Stored data

(begin)

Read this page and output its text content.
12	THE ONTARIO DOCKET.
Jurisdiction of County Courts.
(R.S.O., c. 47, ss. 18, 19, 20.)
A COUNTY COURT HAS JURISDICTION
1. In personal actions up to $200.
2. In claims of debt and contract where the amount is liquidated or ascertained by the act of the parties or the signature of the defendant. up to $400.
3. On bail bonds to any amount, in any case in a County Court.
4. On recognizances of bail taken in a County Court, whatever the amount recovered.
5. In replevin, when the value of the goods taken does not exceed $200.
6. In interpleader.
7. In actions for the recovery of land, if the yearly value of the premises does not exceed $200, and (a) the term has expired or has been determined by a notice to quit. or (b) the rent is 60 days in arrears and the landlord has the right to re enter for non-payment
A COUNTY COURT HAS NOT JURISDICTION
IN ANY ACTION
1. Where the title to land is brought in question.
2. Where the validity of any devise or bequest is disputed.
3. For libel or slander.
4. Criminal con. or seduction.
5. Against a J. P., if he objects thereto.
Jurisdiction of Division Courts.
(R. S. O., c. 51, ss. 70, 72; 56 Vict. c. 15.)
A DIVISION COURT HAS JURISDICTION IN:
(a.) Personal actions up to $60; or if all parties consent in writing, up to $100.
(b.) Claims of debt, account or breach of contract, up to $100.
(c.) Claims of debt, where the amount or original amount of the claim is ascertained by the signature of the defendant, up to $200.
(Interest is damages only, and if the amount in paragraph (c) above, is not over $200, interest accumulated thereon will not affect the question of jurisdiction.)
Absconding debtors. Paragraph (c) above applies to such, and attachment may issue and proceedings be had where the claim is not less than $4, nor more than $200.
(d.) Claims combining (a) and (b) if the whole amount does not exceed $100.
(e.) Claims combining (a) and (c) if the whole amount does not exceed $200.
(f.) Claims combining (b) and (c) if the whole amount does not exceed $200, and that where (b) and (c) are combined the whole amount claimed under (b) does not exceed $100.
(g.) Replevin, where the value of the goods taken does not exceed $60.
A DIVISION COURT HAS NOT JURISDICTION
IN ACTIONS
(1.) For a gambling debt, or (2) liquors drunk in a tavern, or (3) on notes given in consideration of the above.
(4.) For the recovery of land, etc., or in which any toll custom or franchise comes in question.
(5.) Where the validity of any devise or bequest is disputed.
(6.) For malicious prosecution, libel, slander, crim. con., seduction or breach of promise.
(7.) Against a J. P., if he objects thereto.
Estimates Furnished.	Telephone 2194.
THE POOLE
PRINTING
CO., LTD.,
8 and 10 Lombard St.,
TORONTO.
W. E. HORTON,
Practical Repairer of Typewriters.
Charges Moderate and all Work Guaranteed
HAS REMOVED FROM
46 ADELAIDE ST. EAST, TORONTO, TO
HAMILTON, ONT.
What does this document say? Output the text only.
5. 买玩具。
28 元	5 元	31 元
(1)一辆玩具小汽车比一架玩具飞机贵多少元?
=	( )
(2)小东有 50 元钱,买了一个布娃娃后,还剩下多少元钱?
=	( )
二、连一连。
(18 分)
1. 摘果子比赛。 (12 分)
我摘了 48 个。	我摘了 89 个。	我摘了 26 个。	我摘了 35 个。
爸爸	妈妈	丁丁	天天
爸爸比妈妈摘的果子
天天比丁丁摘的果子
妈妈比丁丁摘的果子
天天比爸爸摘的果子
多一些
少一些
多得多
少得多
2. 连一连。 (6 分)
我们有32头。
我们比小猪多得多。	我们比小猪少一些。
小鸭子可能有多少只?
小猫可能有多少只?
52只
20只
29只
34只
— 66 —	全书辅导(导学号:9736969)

(end)

Write out, word for word, every line from the one containing "What does this" through the last line of the records above.

#### Final result:
What does this document say? Output the text only.
5. 买玩具。
28 元	5 元	31 元
(1)一辆玩具小汽车比一架玩具飞机贵多少元?
=	( )
(2)小东有 50 元钱,买了一个布娃娃后,还剩下多少元钱?
=	( )
二、连一连。
(18 分)
1. 摘果子比赛。 (12 分)
我摘了 48 个。	我摘了 89 个。	我摘了 26 个。	我摘了 35 个。
爸爸	妈妈	丁丁	天天
爸爸比妈妈摘的果子
天天比丁丁摘的果子
妈妈比丁丁摘的果子
天天比爸爸摘的果子
多一些
少一些
多得多
少得多
2. 连一连。 (6 分)
我们有32头。
我们比小猪多得多。	我们比小猪少一些。
小鸭子可能有多少只?
小猫可能有多少只?
52只
20只
29只
34只
— 66 —	全书辅导(导学号:9736969)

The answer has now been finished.